======== Material shown ========

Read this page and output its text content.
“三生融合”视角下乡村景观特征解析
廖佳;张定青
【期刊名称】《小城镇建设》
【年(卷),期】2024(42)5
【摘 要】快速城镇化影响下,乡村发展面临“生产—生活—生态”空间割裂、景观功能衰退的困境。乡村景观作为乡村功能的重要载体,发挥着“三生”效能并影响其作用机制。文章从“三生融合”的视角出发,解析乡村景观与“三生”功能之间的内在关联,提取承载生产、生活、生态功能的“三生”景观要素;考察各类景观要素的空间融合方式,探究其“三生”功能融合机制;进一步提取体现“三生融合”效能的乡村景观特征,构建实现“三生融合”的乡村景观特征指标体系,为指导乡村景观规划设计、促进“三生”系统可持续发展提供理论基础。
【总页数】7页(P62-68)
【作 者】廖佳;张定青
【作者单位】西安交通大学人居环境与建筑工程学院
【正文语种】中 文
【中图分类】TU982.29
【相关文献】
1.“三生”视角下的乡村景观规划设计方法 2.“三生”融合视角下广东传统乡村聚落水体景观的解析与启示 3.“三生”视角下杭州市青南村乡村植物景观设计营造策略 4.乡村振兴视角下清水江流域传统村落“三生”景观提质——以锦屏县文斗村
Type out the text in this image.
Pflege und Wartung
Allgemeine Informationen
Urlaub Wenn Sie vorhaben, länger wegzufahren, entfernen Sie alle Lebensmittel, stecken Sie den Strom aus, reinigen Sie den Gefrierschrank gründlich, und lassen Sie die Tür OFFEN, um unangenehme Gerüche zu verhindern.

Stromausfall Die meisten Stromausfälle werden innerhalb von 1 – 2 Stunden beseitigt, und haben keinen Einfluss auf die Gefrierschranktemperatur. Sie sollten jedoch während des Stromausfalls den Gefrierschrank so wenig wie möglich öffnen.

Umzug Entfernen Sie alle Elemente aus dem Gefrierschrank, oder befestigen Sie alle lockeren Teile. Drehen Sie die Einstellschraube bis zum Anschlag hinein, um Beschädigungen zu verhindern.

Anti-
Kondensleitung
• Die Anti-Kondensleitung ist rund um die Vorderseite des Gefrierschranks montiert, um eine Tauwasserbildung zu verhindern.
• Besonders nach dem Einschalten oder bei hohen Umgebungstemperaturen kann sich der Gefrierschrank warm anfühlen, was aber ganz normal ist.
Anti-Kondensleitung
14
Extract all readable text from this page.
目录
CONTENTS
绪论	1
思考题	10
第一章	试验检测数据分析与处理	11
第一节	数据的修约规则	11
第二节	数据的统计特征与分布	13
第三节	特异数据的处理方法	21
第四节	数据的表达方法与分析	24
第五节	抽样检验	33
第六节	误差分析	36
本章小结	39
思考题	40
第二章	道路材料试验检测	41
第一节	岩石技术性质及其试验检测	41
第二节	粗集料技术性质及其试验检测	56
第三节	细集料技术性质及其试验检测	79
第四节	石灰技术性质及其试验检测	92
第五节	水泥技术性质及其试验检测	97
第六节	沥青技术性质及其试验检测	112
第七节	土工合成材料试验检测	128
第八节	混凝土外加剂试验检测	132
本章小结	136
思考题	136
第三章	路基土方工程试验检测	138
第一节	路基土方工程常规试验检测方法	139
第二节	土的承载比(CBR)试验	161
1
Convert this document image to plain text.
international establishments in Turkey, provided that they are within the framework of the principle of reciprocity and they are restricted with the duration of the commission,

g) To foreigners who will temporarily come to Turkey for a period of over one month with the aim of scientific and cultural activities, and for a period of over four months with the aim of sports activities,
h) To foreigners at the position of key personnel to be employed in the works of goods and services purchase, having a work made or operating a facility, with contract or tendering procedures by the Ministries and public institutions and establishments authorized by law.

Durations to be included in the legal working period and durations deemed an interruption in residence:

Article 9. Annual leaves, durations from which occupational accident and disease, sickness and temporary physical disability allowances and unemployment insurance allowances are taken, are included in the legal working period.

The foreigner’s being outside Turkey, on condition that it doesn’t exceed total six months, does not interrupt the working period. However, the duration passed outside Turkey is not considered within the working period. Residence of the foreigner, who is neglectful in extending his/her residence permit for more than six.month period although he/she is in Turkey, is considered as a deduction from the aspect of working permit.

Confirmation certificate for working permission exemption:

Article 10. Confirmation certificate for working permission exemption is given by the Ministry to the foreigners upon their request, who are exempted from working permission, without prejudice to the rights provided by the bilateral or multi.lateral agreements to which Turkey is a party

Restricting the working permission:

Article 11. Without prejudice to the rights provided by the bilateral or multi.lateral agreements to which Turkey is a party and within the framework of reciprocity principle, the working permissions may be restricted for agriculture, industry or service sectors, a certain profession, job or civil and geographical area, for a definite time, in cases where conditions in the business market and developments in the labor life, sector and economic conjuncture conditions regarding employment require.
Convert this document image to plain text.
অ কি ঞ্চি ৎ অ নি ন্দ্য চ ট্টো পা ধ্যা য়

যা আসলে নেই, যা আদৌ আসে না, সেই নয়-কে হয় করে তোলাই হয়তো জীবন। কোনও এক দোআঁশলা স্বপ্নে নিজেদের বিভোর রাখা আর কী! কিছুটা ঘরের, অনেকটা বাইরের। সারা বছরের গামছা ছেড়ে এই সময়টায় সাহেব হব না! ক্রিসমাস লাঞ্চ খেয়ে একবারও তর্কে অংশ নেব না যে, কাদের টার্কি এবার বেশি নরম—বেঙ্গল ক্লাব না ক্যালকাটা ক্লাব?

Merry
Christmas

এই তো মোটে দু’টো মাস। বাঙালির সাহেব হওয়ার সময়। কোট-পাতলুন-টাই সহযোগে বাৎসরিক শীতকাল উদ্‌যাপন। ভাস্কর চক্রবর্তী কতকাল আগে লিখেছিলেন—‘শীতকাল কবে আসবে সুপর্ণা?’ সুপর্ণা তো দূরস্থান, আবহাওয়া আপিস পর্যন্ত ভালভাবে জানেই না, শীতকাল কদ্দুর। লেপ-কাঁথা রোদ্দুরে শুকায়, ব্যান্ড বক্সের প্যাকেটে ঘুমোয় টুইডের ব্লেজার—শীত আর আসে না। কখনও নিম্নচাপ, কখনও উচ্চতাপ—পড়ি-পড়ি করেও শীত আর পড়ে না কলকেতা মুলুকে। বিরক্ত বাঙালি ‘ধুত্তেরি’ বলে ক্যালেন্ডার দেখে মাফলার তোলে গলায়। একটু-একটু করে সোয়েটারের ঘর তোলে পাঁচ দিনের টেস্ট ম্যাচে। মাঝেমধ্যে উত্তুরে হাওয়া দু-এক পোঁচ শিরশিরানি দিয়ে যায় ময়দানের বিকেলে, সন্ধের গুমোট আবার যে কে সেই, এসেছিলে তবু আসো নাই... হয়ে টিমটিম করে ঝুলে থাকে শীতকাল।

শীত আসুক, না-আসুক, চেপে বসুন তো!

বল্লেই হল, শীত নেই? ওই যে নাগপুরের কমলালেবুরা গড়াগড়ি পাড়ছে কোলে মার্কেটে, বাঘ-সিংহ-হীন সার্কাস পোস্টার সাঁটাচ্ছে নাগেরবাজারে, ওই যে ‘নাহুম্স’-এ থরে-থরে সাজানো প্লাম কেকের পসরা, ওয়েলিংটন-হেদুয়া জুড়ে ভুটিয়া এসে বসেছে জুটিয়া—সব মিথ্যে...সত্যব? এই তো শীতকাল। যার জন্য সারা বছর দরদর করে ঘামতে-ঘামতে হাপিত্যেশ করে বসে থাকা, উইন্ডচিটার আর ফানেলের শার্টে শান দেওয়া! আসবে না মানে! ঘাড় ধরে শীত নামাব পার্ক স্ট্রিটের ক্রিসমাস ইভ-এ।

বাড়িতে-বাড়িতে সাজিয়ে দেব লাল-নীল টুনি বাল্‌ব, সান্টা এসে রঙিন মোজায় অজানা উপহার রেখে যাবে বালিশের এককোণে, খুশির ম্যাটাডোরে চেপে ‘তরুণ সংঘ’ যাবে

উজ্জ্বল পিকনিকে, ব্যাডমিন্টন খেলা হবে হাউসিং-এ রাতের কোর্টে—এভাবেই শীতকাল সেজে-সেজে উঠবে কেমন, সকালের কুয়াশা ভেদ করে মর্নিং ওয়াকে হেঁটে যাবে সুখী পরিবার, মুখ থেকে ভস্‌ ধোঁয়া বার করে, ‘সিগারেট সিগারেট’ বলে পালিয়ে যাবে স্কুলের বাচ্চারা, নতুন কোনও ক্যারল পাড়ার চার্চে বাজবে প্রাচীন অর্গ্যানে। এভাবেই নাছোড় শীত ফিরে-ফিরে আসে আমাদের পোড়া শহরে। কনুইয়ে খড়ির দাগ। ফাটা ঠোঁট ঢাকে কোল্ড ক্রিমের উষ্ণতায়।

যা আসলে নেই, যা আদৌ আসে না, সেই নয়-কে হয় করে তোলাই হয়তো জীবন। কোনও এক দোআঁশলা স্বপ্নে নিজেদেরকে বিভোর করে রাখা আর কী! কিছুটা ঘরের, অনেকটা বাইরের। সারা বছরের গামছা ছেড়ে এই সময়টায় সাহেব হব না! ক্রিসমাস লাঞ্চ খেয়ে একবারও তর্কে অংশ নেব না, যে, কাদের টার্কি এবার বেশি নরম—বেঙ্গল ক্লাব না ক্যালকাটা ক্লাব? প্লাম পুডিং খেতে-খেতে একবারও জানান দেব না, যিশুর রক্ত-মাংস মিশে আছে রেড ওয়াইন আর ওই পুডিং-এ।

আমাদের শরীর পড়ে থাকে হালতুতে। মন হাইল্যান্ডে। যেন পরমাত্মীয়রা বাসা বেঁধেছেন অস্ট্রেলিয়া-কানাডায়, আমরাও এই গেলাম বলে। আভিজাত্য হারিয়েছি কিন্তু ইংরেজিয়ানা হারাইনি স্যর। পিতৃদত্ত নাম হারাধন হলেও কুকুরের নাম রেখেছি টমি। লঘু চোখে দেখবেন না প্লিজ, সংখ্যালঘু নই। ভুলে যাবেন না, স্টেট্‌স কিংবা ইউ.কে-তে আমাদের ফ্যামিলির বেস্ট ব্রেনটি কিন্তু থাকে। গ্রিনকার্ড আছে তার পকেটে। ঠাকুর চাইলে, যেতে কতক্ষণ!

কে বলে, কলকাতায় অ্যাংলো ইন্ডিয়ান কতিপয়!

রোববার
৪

========

What needs to be done —
Return all lines containing the word "residence".

Solution for this problem —
Durations to be included in the legal working period and durations deemed an interruption in residence:
The foreigner’s being outside Turkey, on condition that it doesn’t exceed total six months, does not interrupt the working period. However, the duration passed outside Turkey is not considered within the working period. Residence of the foreigner, who is neglectful in extending his/her residence permit for more than six.month period although he/she is in Turkey, is considered as a deduction from the aspect of working permit.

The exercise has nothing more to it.